___ Source document ___

Name: Jo Piper
Job title: CRF Manager
How long have you been in this role: 7 years
Location: NIHR Cambridge Clinical Research Facility (CRF)
The NIHR Cambridge CRF supports researchers and their experimental clinical trials. My day-to-day role as the CRF manager is varied, it involves me managing three clinical areas and two non–clinical. I am responsible for the building works, including the facilities, equipment as well as being part of the on-call team. I oversee all the clinical research studies and projects happening within the building.
When I first started nursing, researchers were traditionally seen as a male role like nursing was mainly thought of as female. However, over my 30 years of nursing I have seen this change significantly. Not only do we have more men in nursing roles, but I see a lot more women involved in research, whether that is leading their own research studies, running labs or coordinating research and it’s fantastic. I work with some wonderful women in senior positions and they are great examples of women working at the top and making a difference.
I became interested in research because I worked in oncology and haematology and a lot of those patients were involved in trials as part of their treatment. I could see researchers were making a difference and I wanted to be a part of that.
I think research is really important, it can change the world. From what I’ve seen, it’s not just about finding new drugs, it’s also looking at new equipment or finding a different way of doing things. Research is about testing your theory. If no one asks the question then nothing will change. Even when it doesn’t work properly, it is equally important because we learn from it and we can eliminate all possible wrong answers until we find the correct one.

___ Record excerpts ___

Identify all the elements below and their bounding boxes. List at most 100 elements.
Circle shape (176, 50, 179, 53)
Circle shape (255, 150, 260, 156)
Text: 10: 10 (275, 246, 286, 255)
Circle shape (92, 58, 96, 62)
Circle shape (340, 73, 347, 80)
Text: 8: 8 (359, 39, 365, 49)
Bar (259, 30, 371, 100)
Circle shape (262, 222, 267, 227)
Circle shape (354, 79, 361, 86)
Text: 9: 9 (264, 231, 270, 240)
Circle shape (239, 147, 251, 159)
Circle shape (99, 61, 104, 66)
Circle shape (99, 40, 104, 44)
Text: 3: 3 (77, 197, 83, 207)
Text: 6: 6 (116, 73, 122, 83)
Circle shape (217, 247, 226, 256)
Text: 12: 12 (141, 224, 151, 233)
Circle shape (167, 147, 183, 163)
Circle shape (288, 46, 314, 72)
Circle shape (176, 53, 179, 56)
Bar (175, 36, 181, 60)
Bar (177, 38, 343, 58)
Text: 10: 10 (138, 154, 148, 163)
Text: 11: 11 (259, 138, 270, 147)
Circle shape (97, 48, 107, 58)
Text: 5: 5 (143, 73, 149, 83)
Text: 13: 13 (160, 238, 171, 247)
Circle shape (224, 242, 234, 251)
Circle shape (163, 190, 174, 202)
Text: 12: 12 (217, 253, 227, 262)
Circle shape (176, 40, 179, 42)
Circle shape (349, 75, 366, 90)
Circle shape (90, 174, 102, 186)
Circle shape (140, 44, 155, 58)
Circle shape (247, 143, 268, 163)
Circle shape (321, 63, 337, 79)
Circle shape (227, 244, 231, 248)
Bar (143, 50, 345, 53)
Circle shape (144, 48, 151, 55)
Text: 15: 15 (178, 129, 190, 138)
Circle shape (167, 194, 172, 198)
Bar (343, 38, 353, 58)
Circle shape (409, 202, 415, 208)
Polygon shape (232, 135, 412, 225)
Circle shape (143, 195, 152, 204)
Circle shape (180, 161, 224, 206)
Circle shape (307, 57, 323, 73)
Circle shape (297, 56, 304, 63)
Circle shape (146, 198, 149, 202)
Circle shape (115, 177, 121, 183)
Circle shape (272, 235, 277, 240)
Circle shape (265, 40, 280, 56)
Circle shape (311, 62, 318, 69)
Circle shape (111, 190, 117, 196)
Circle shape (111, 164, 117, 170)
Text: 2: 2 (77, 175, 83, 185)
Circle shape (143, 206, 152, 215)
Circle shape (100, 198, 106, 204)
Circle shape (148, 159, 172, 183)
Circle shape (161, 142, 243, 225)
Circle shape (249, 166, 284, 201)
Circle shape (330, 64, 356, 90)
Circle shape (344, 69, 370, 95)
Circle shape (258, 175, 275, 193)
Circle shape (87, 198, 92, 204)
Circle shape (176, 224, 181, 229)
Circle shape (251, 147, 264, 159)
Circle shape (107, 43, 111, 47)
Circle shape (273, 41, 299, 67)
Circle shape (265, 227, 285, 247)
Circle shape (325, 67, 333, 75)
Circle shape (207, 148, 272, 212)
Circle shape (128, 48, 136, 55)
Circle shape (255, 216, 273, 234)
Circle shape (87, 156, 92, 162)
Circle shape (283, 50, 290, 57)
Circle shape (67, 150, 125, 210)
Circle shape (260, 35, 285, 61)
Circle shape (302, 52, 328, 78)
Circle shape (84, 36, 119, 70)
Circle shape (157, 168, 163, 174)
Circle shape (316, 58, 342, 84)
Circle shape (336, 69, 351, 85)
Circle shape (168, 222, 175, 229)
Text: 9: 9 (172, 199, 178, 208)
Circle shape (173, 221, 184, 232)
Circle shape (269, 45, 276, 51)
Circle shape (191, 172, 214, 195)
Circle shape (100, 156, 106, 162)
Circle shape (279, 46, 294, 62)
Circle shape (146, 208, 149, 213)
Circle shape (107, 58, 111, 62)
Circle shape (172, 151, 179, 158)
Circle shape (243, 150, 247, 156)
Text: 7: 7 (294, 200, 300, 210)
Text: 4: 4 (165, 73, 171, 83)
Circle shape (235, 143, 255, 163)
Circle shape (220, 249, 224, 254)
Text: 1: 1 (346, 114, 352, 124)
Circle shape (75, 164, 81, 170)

___

▶ Problem set
**1)** Retype the Jo Piper profile from "When I first" to "making a difference.".
**2)** Extend the Jo Piper profile past its final sentence, writing on in the same first-person voice.

▶ Replies
**1)**
When I first started nursing, researchers were traditionally seen as a male role like nursing was mainly thought of as female. However, over my 30 years of nursing I have seen this change significantly. Not only do we have more men in nursing roles, but I see a lot more women involved in research, whether that is leading their own research studies, running labs or coordinating research and it’s fantastic. I work with some wonderful women in senior positions and they are great examples of women working at the top and making a difference.

**2)**
Getting involved in research
Working in research doesn’t necessarily mean you have to be a nurse. At the NIHR Cambridge CRF we try and encourage everyone to be interested in research. We provide lots of work experience opportunities and showcase the range of different roles.
The great thing about research is you can be anything, work in the labs, do sample processing or run your own research project. Everyone who works in research is equally important. Even if you don’t have the qualifications we have opportunities available, but you’re still working in research and still contributing.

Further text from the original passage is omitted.